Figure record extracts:
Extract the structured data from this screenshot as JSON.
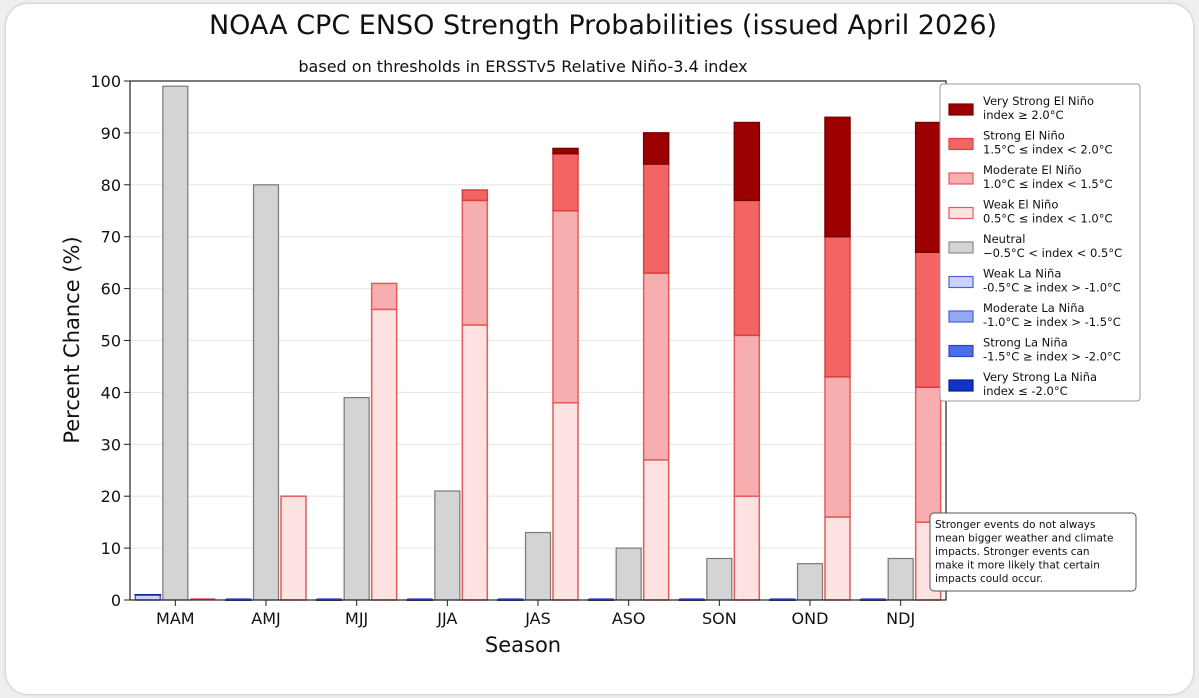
{
  "chart_data": {
    "type": "bar",
    "title": "NOAA CPC ENSO Strength Probabilities (issued April 2026)",
    "subtitle": "based on thresholds in ERSSTv5 Relative Niño-3.4 index",
    "xlabel": "Season",
    "ylabel": "Percent Chance (%)",
    "ylim": [
      0,
      100
    ],
    "yticks": [
      "0",
      "10",
      "20",
      "30",
      "40",
      "50",
      "60",
      "70",
      "80",
      "90",
      "100"
    ],
    "grid": true,
    "legend_position": "right",
    "categories": [
      "MAM",
      "AMJ",
      "MJJ",
      "JJA",
      "JAS",
      "ASO",
      "SON",
      "OND",
      "NDJ"
    ],
    "neutral": {
      "values": [
        99,
        80,
        39,
        21,
        13,
        10,
        8,
        7,
        8
      ],
      "color": "#d4d4d4"
    },
    "la_nina_stack": [
      {
        "name_line1": "Weak La Niña",
        "name_line2": "-0.5°C ≥ index > -1.0°C",
        "values": [
          1,
          0,
          0,
          0,
          0,
          0,
          0,
          0,
          0
        ],
        "color": "#c9d4ff"
      },
      {
        "name_line1": "Moderate La Niña",
        "name_line2": "-1.0°C ≥ index > -1.5°C",
        "values": [
          0,
          0,
          0,
          0,
          0,
          0,
          0,
          0,
          0
        ],
        "color": "#93a9f4"
      },
      {
        "name_line1": "Strong La Niña",
        "name_line2": "-1.5°C ≥ index > -2.0°C",
        "values": [
          0,
          0,
          0,
          0,
          0,
          0,
          0,
          0,
          0
        ],
        "color": "#4a6fe5"
      },
      {
        "name_line1": "Very Strong La Niña",
        "name_line2": "index ≤ -2.0°C",
        "values": [
          0,
          0,
          0,
          0,
          0,
          0,
          0,
          0,
          0
        ],
        "color": "#1233c9"
      }
    ],
    "el_nino_stack": [
      {
        "name_line1": "Weak El Niño",
        "name_line2": "0.5°C ≤ index < 1.0°C",
        "values": [
          0,
          20,
          56,
          53,
          38,
          27,
          20,
          16,
          15
        ],
        "color": "#fde2e2"
      },
      {
        "name_line1": "Moderate El Niño",
        "name_line2": "1.0°C ≤ index < 1.5°C",
        "values": [
          0,
          0,
          5,
          24,
          37,
          36,
          31,
          27,
          26
        ],
        "color": "#f7aeae"
      },
      {
        "name_line1": "Strong El Niño",
        "name_line2": "1.5°C ≤ index < 2.0°C",
        "values": [
          0,
          0,
          0,
          2,
          11,
          21,
          26,
          27,
          26
        ],
        "color": "#f36464"
      },
      {
        "name_line1": "Very Strong El Niño",
        "name_line2": "index ≥ 2.0°C",
        "values": [
          0,
          0,
          0,
          0,
          1,
          6,
          15,
          23,
          25
        ],
        "color": "#9c0000"
      }
    ],
    "legend": [
      {
        "line1": "Very Strong El Niño",
        "line2": "index ≥ 2.0°C",
        "color": "#9c0000",
        "stroke": "#7a0000"
      },
      {
        "line1": "Strong El Niño",
        "line2": "1.5°C ≤ index < 2.0°C",
        "color": "#f36464",
        "stroke": "#d94040"
      },
      {
        "line1": "Moderate El Niño",
        "line2": "1.0°C ≤ index < 1.5°C",
        "color": "#f7aeae",
        "stroke": "#e55a5a"
      },
      {
        "line1": "Weak El Niño",
        "line2": "0.5°C ≤ index < 1.0°C",
        "color": "#fde2e2",
        "stroke": "#e55a5a"
      },
      {
        "line1": "Neutral",
        "line2": "−0.5°C < index < 0.5°C",
        "color": "#d4d4d4",
        "stroke": "#8a8a8a"
      },
      {
        "line1": "Weak La Niña",
        "line2": "-0.5°C ≥ index > -1.0°C",
        "color": "#c9d4ff",
        "stroke": "#4a5fd9"
      },
      {
        "line1": "Moderate La Niña",
        "line2": "-1.0°C ≥ index > -1.5°C",
        "color": "#93a9f4",
        "stroke": "#4a5fd9"
      },
      {
        "line1": "Strong La Niña",
        "line2": "-1.5°C ≥ index > -2.0°C",
        "color": "#4a6fe5",
        "stroke": "#2c46c0"
      },
      {
        "line1": "Very Strong La Niña",
        "line2": "index ≤ -2.0°C",
        "color": "#1233c9",
        "stroke": "#0a1f8f"
      }
    ],
    "note_lines": [
      "Stronger events do not always",
      "mean bigger weather and climate",
      "impacts. Stronger events can",
      "make it more likely that certain",
      "impacts could occur."
    ]
  }
}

THE REQUEST: Look through the entries and return every line where "impacts" appears.

ANSWER TO THIS PROBLEM:
      "impacts. Stronger events can",
      "impacts could occur."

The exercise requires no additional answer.